### Extracted entries
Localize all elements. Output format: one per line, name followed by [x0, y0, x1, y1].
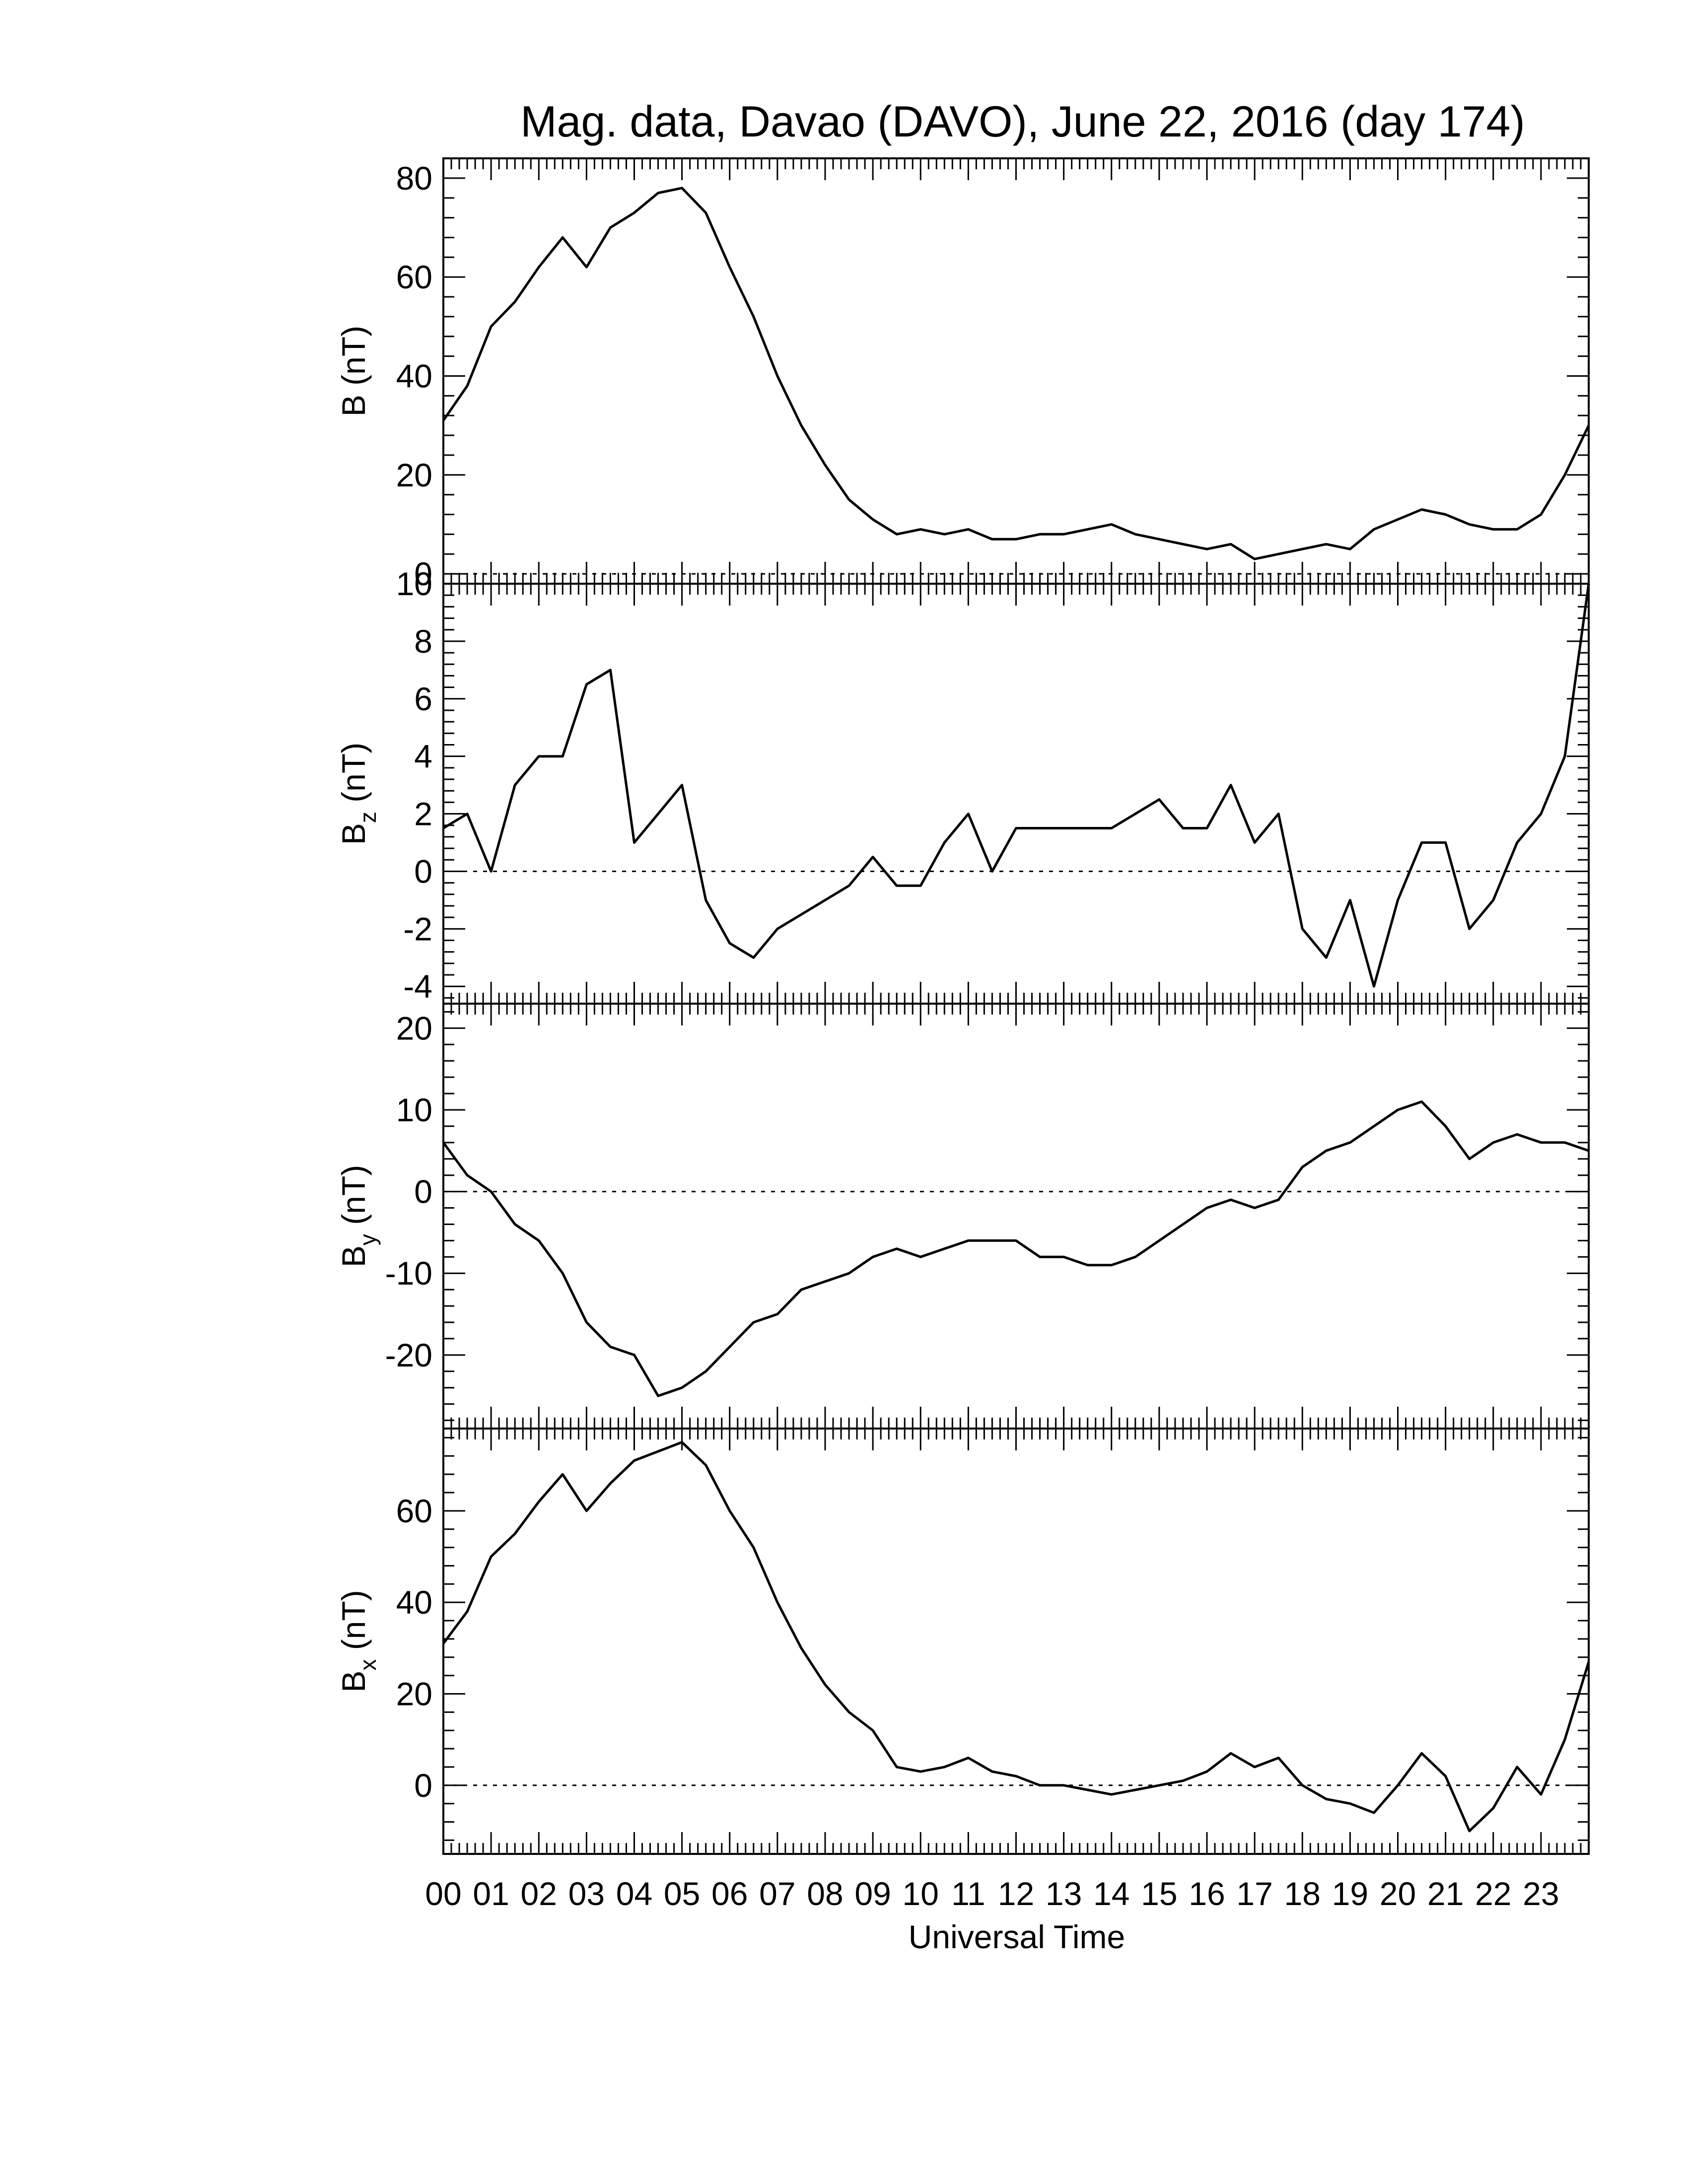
- x-tick-label: 17: [1236, 1875, 1272, 1912]
- x-tick-label: 08: [807, 1875, 843, 1912]
- y-tick-label: 0: [414, 555, 432, 592]
- x-tick-label: 02: [521, 1875, 557, 1912]
- plot-frame: [442, 1428, 1590, 1855]
- y-tick-label: -2: [403, 910, 432, 947]
- plot-frame: [442, 1003, 1590, 1430]
- panel-bx: 0 20 40 60 Bx (nT): [335, 1428, 1590, 1855]
- y-tick-label: -10: [385, 1255, 432, 1292]
- y-tick-label: 20: [396, 1010, 432, 1046]
- y-tick-label: 60: [396, 259, 432, 295]
- y-axis-label: B (nT): [335, 326, 372, 416]
- x-tick-label: 21: [1427, 1875, 1464, 1912]
- x-tick-label: 06: [711, 1875, 748, 1912]
- data-series-by: [442, 1100, 1589, 1397]
- x-tick-label: 11: [951, 1875, 985, 1912]
- y-tick-label: 0: [414, 1767, 432, 1804]
- x-tick-label: 12: [998, 1875, 1034, 1912]
- x-tick-label: 07: [759, 1875, 795, 1912]
- x-tick-label: 09: [854, 1875, 891, 1912]
- y-tick-label: 0: [414, 1173, 432, 1210]
- panel-by: -20 -10 0 10 20 By (nT): [335, 1003, 1590, 1430]
- x-tick-label: 14: [1093, 1875, 1129, 1912]
- x-tick-label: 22: [1475, 1875, 1511, 1912]
- y-tick-label: 40: [396, 1584, 432, 1621]
- y-tick-label: 20: [396, 457, 432, 493]
- y-tick-label: -4: [403, 968, 432, 1005]
- panel-bz: -4 -2 0 2 4 6 8 10 Bz (nT): [335, 565, 1590, 1005]
- y-tick-label: 2: [414, 796, 432, 832]
- x-tick-label: 03: [568, 1875, 605, 1912]
- y-tick-label: 10: [396, 1092, 432, 1128]
- y-tick-label: 6: [414, 681, 432, 717]
- data-series-b-total: [442, 187, 1590, 560]
- y-tick-label: 20: [396, 1675, 432, 1712]
- y-tick-label: -20: [385, 1337, 432, 1373]
- x-tick-label: 05: [664, 1875, 700, 1912]
- x-tick-label: 19: [1332, 1875, 1368, 1912]
- data-series-bx: [442, 1441, 1590, 1833]
- x-tick-label: 20: [1380, 1875, 1416, 1912]
- chart-title: Mag. data, Davao (DAVO), June 22, 2016 (…: [520, 97, 1525, 146]
- x-tick-label: 18: [1284, 1875, 1321, 1912]
- y-tick-label: 4: [414, 738, 432, 775]
- x-tick-label: 23: [1523, 1875, 1559, 1912]
- y-tick-label: 80: [396, 160, 432, 197]
- x-tick-label: 13: [1046, 1875, 1082, 1912]
- y-axis-label: Bz (nT): [335, 743, 381, 845]
- x-tick-label: 01: [473, 1875, 509, 1912]
- plot-frame: [442, 583, 1590, 1005]
- panel-b-total: 0 20 40 60 80 B (nT): [335, 157, 1590, 592]
- x-tick-label: 04: [616, 1875, 652, 1912]
- y-tick-label: 60: [396, 1493, 432, 1529]
- x-tick-label: 15: [1141, 1875, 1177, 1912]
- x-axis-label: Universal Time: [909, 1918, 1125, 1955]
- y-tick-label: 40: [396, 357, 432, 394]
- x-tick-label: 16: [1189, 1875, 1225, 1912]
- y-axis-label: By (nT): [335, 1165, 381, 1267]
- y-axis-label: Bx (nT): [335, 1590, 381, 1692]
- x-tick-label: 10: [903, 1875, 939, 1912]
- x-tick-label: 00: [425, 1875, 461, 1912]
- y-tick-label: 8: [414, 623, 432, 660]
- y-tick-label: 10: [396, 565, 432, 602]
- y-tick-label: 0: [414, 853, 432, 889]
- plot-frame: [442, 157, 1590, 585]
- data-series-bz: [442, 583, 1590, 988]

### Work to complete
Rewrite the records above, changing every occurrence of "plot-frame" to "plot-area" and keeping everything else the same. Omit the pictures from your answer.

### Task result
Localize all elements. Output format: one per line, name followed by [x0, y0, x1, y1].
- x-tick-label: 17: [1236, 1875, 1272, 1912]
- x-tick-label: 08: [807, 1875, 843, 1912]
- y-tick-label: 0: [414, 555, 432, 592]
- x-tick-label: 02: [521, 1875, 557, 1912]
- plot-area: [442, 1428, 1590, 1855]
- y-tick-label: -2: [403, 910, 432, 947]
- plot-area: [442, 1003, 1590, 1430]
- panel-bx: 0 20 40 60 Bx (nT): [335, 1428, 1590, 1855]
- y-tick-label: -10: [385, 1255, 432, 1292]
- y-tick-label: 20: [396, 1010, 432, 1046]
- y-tick-label: 60: [396, 259, 432, 295]
- y-axis-label: B (nT): [335, 326, 372, 416]
- x-tick-label: 21: [1427, 1875, 1464, 1912]
- x-tick-label: 06: [711, 1875, 748, 1912]
- data-series-by: [442, 1100, 1589, 1397]
- x-tick-label: 11: [951, 1875, 985, 1912]
- y-tick-label: 0: [414, 1767, 432, 1804]
- x-tick-label: 12: [998, 1875, 1034, 1912]
- x-tick-label: 07: [759, 1875, 795, 1912]
- x-tick-label: 09: [854, 1875, 891, 1912]
- y-tick-label: 0: [414, 1173, 432, 1210]
- panel-by: -20 -10 0 10 20 By (nT): [335, 1003, 1590, 1430]
- x-tick-label: 14: [1093, 1875, 1129, 1912]
- x-tick-label: 22: [1475, 1875, 1511, 1912]
- y-tick-label: 40: [396, 1584, 432, 1621]
- y-tick-label: 20: [396, 457, 432, 493]
- y-tick-label: -4: [403, 968, 432, 1005]
- panel-bz: -4 -2 0 2 4 6 8 10 Bz (nT): [335, 565, 1590, 1005]
- y-tick-label: 2: [414, 796, 432, 832]
- x-tick-label: 03: [568, 1875, 605, 1912]
- y-tick-label: 10: [396, 1092, 432, 1128]
- y-tick-label: 6: [414, 681, 432, 717]
- data-series-b-total: [442, 187, 1590, 560]
- y-tick-label: 20: [396, 1675, 432, 1712]
- y-tick-label: -20: [385, 1337, 432, 1373]
- x-tick-label: 05: [664, 1875, 700, 1912]
- x-tick-label: 19: [1332, 1875, 1368, 1912]
- data-series-bx: [442, 1441, 1590, 1833]
- x-tick-label: 20: [1380, 1875, 1416, 1912]
- chart-title: Mag. data, Davao (DAVO), June 22, 2016 (…: [520, 97, 1525, 146]
- x-tick-label: 18: [1284, 1875, 1321, 1912]
- y-tick-label: 4: [414, 738, 432, 775]
- x-tick-label: 23: [1523, 1875, 1559, 1912]
- y-tick-label: 80: [396, 160, 432, 197]
- x-tick-label: 13: [1046, 1875, 1082, 1912]
- y-axis-label: Bz (nT): [335, 743, 381, 845]
- x-tick-label: 01: [473, 1875, 509, 1912]
- plot-area: [442, 583, 1590, 1005]
- panel-b-total: 0 20 40 60 80 B (nT): [335, 157, 1590, 592]
- x-tick-label: 04: [616, 1875, 652, 1912]
- y-tick-label: 60: [396, 1493, 432, 1529]
- x-tick-label: 15: [1141, 1875, 1177, 1912]
- x-axis-label: Universal Time: [909, 1918, 1125, 1955]
- y-tick-label: 40: [396, 357, 432, 394]
- x-tick-label: 16: [1189, 1875, 1225, 1912]
- y-axis-label: By (nT): [335, 1165, 381, 1267]
- y-axis-label: Bx (nT): [335, 1590, 381, 1692]
- x-tick-label: 10: [903, 1875, 939, 1912]
- x-tick-label: 00: [425, 1875, 461, 1912]
- y-tick-label: 8: [414, 623, 432, 660]
- y-tick-label: 10: [396, 565, 432, 602]
- y-tick-label: 0: [414, 853, 432, 889]
- plot-area: [442, 157, 1590, 585]
- data-series-bz: [442, 583, 1590, 988]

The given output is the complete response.